Written exercise: Copy out all lines that hold "this".

Records for processing:
══════════

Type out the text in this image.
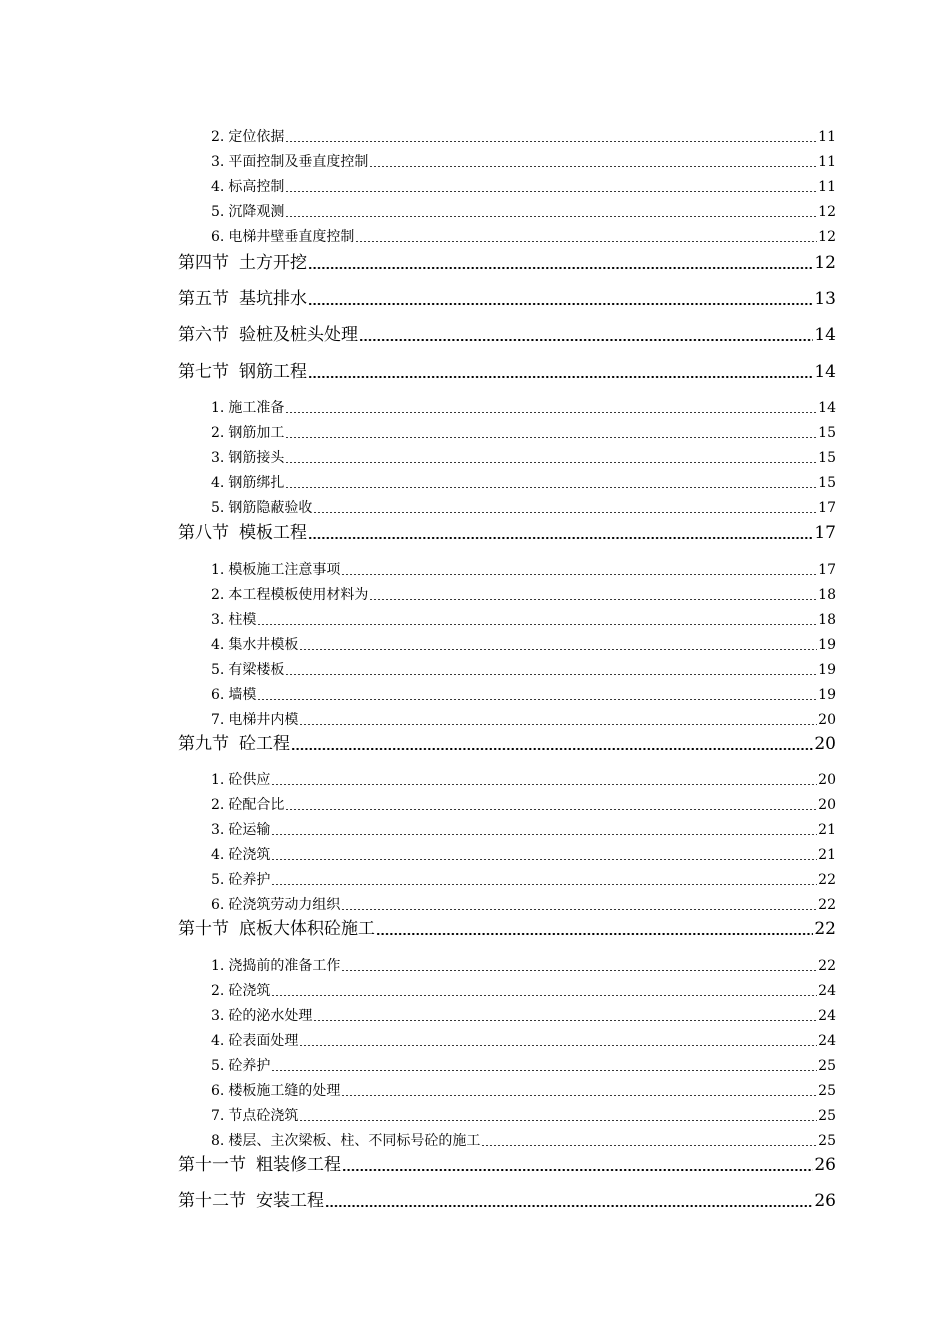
2. 定位依据	11
3. 平面控制及垂直度控制	11
4. 标高控制	11
5. 沉降观测	12
6. 电梯井壁垂直度控制	12
第四节 土方开挖	12
第五节 基坑排水	13
第六节 验桩及桩头处理	14
第七节 钢筋工程	14
1. 施工准备	14
2. 钢筋加工	15
3. 钢筋接头	15
4. 钢筋绑扎	15
5. 钢筋隐蔽验收	17
第八节 模板工程	17
1. 模板施工注意事项	17
2. 本工程模板使用材料为	18
3. 柱模	18
4. 集水井模板	19
5. 有梁楼板	19
6. 墙模	19
7. 电梯井内模	20
第九节 砼工程	20
1. 砼供应	20
2. 砼配合比	20
3. 砼运输	21
4. 砼浇筑	21
5. 砼养护	22
6. 砼浇筑劳动力组织	22
第十节 底板大体积砼施工	22
1. 浇捣前的准备工作	22
2. 砼浇筑	24
3. 砼的泌水处理	24
4. 砼表面处理	24
5. 砼养护	25
6. 楼板施工缝的处理	25
7. 节点砼浇筑	25
8. 楼层、主次梁板、柱、不同标号砼的施工	25
第十一节 粗装修工程	26
第十二节 安装工程	26
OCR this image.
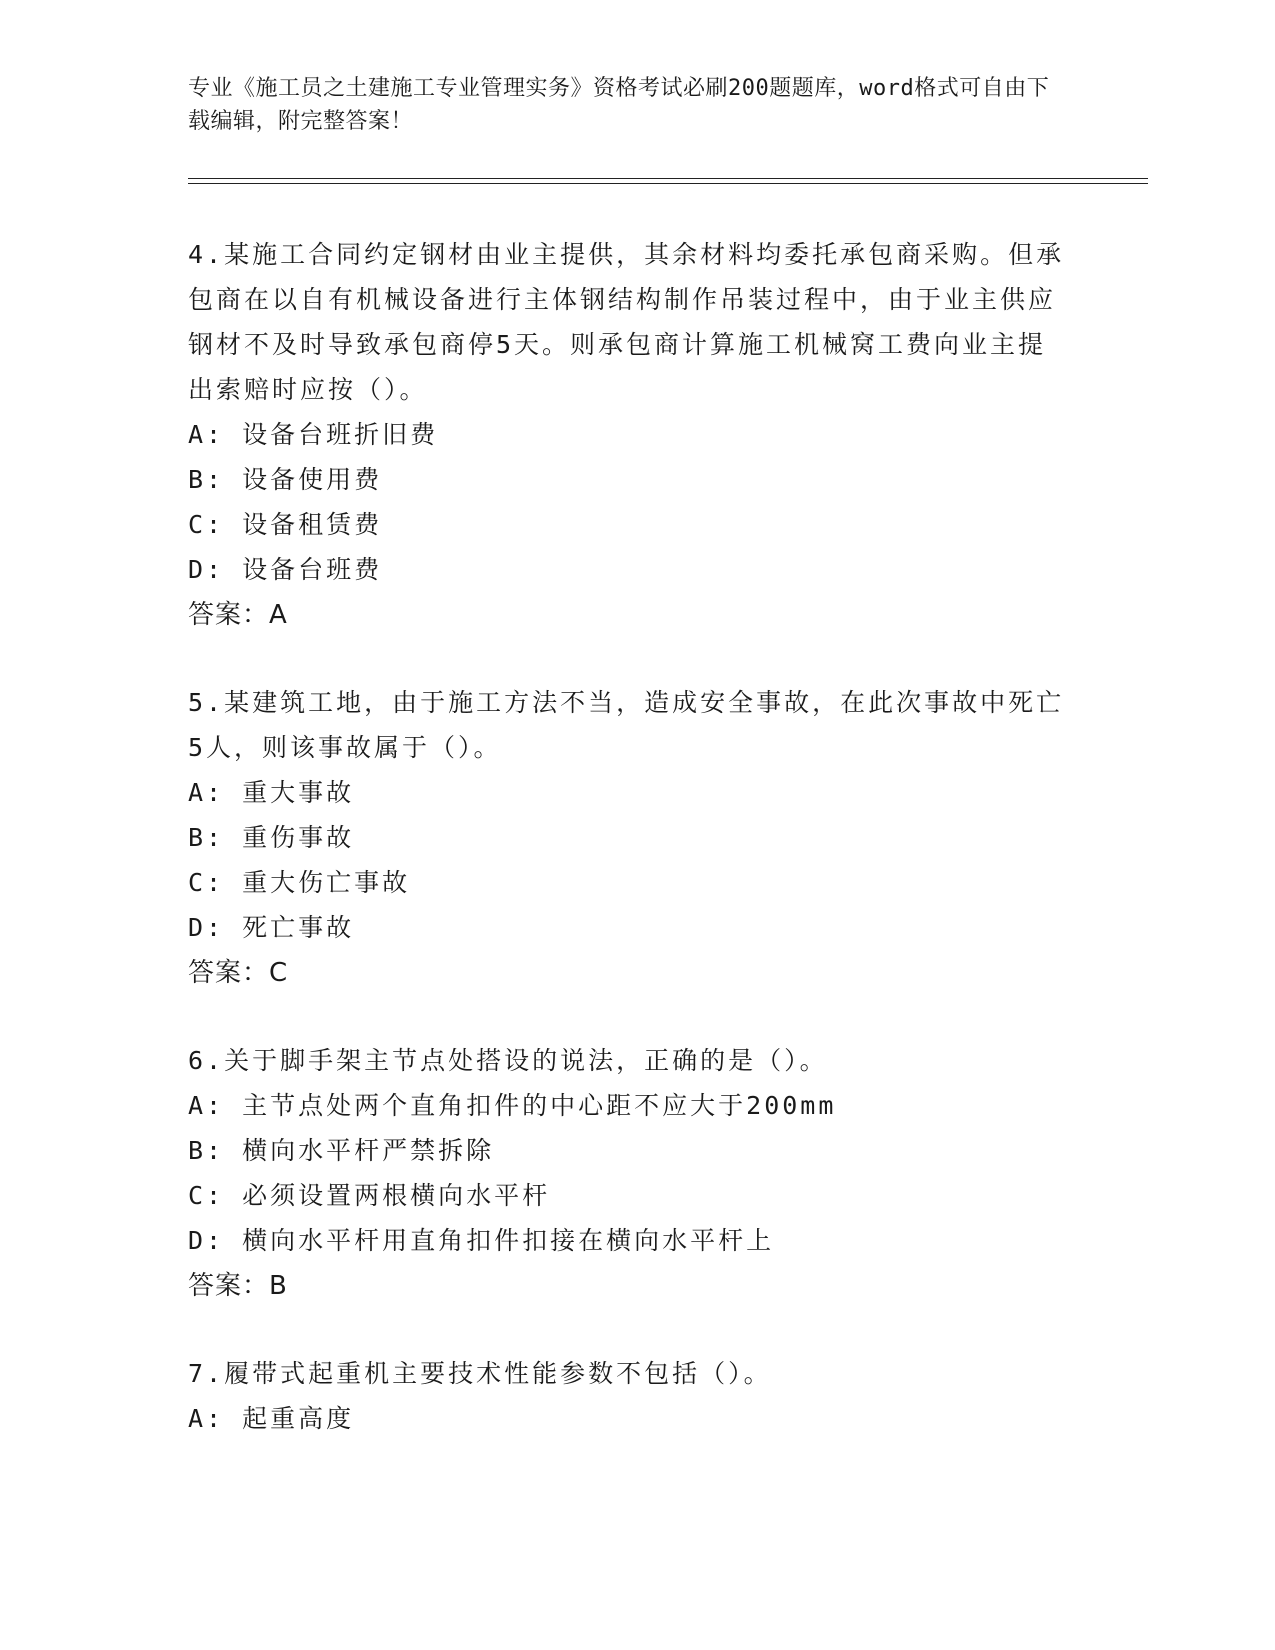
专业《施工员之土建施工专业管理实务》资格考试必刷200题题库，word格式可自由下载编辑，附完整答案！

4.某施工合同约定钢材由业主提供，其余材料均委托承包商采购。但承包商在以自有机械设备进行主体钢结构制作吊装过程中，由于业主供应钢材不及时导致承包商停5天。则承包商计算施工机械窝工费向业主提出索赔时应按（）。

A: 设备台班折旧费

B: 设备使用费

C: 设备租赁费

D: 设备台班费

答案：A

5.某建筑工地，由于施工方法不当，造成安全事故，在此次事故中死亡5人，则该事故属于（）。

A: 重大事故

B: 重伤事故

C: 重大伤亡事故

D: 死亡事故

答案：C

6.关于脚手架主节点处搭设的说法，正确的是（）。

A: 主节点处两个直角扣件的中心距不应大于200mm

B: 横向水平杆严禁拆除

C: 必须设置两根横向水平杆

D: 横向水平杆用直角扣件扣接在横向水平杆上

答案：B

7.履带式起重机主要技术性能参数不包括（）。

A: 起重高度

══════════

Output below:
Type out the text in this image.
OCR this image.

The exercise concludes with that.